Record excerpts>
* * * *

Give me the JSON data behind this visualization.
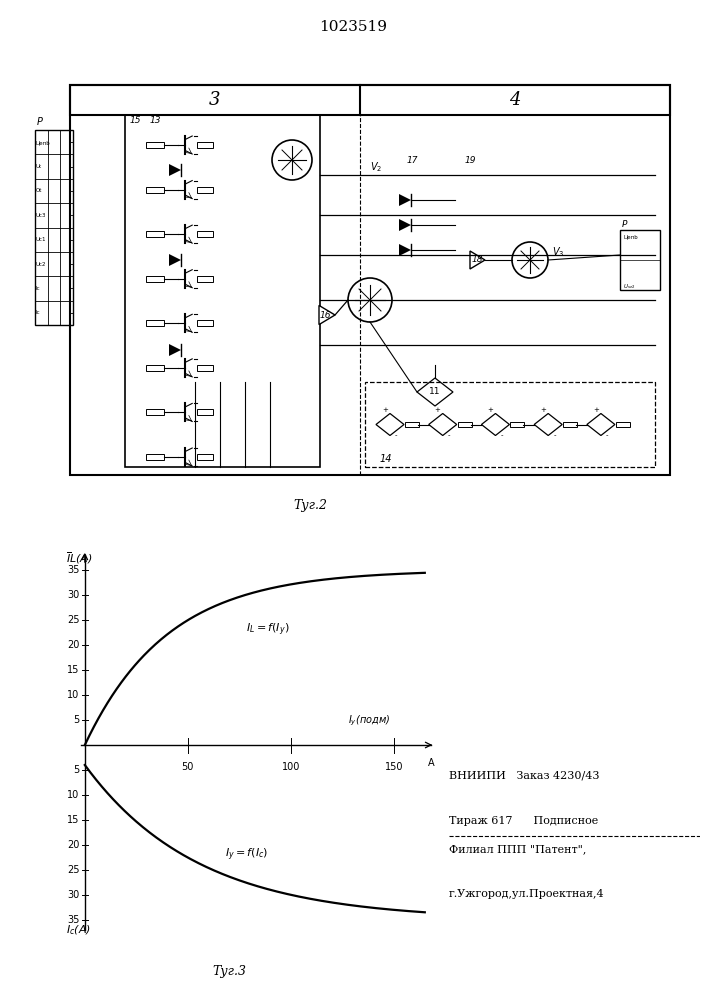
{
  "title": "1023519",
  "fig2_label": "Τуг.2",
  "fig3_label": "Τуг.3",
  "block3_label": "3",
  "block4_label": "4",
  "bottom_text_line1": "ВНИИПИ   Заказ 4230/43",
  "bottom_text_line2": "Тираж 617      Подписное",
  "bottom_text_line3": "Филиал ППП \"Патент\",",
  "bottom_text_line4": "г.Ужгород,ул.Проектная,4",
  "xticks": [
    50,
    100,
    150
  ],
  "yticks_pos": [
    5,
    10,
    15,
    20,
    25,
    30,
    35
  ],
  "yticks_neg": [
    5,
    10,
    15,
    20,
    25,
    30,
    35
  ],
  "x_max": 165,
  "schem_bg": "#f5f3ef"
}
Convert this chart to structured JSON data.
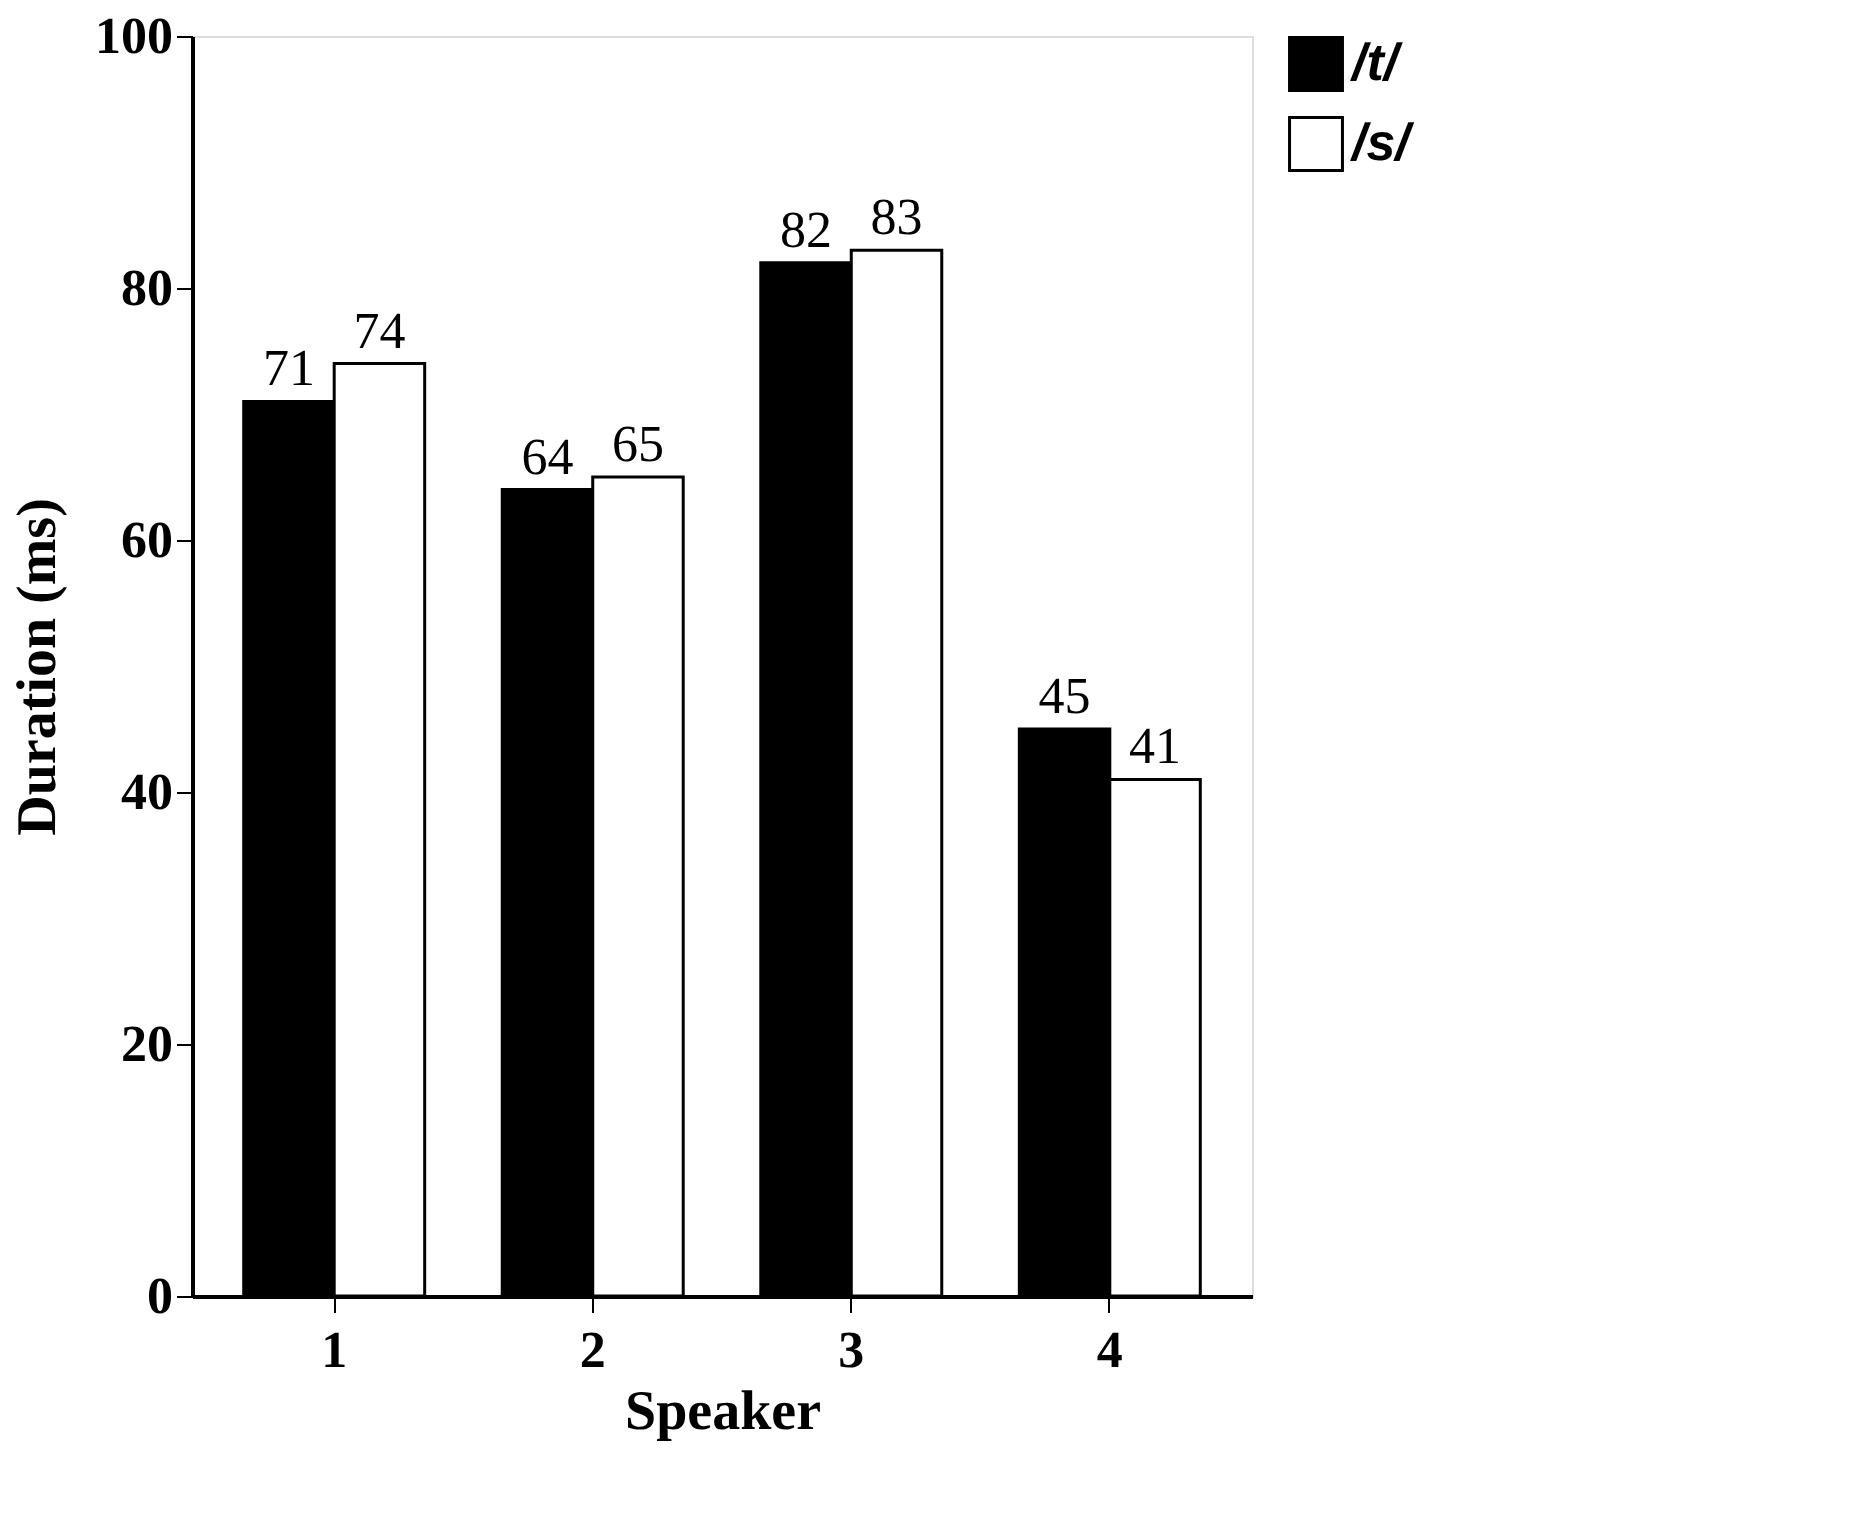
{
  "chart_data": {
    "type": "bar",
    "xlabel": "Speaker",
    "ylabel": "Duration (ms)",
    "categories": [
      "1",
      "2",
      "3",
      "4"
    ],
    "series": [
      {
        "name": "/t/",
        "color": "#000000",
        "values": [
          71,
          64,
          82,
          45
        ]
      },
      {
        "name": "/s/",
        "color": "#ffffff",
        "values": [
          74,
          65,
          83,
          41
        ]
      }
    ],
    "ylim": [
      0,
      100
    ],
    "yticks": [
      0,
      20,
      40,
      60,
      80,
      100
    ],
    "data_labels": true,
    "grid": false,
    "legend": "top right"
  }
}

* * * *

Task brief> Pull out each line of the records holding the string "this".

Worked answer>
Give me the JSON data behind this visualization.
Convert this chart to structured JSON data.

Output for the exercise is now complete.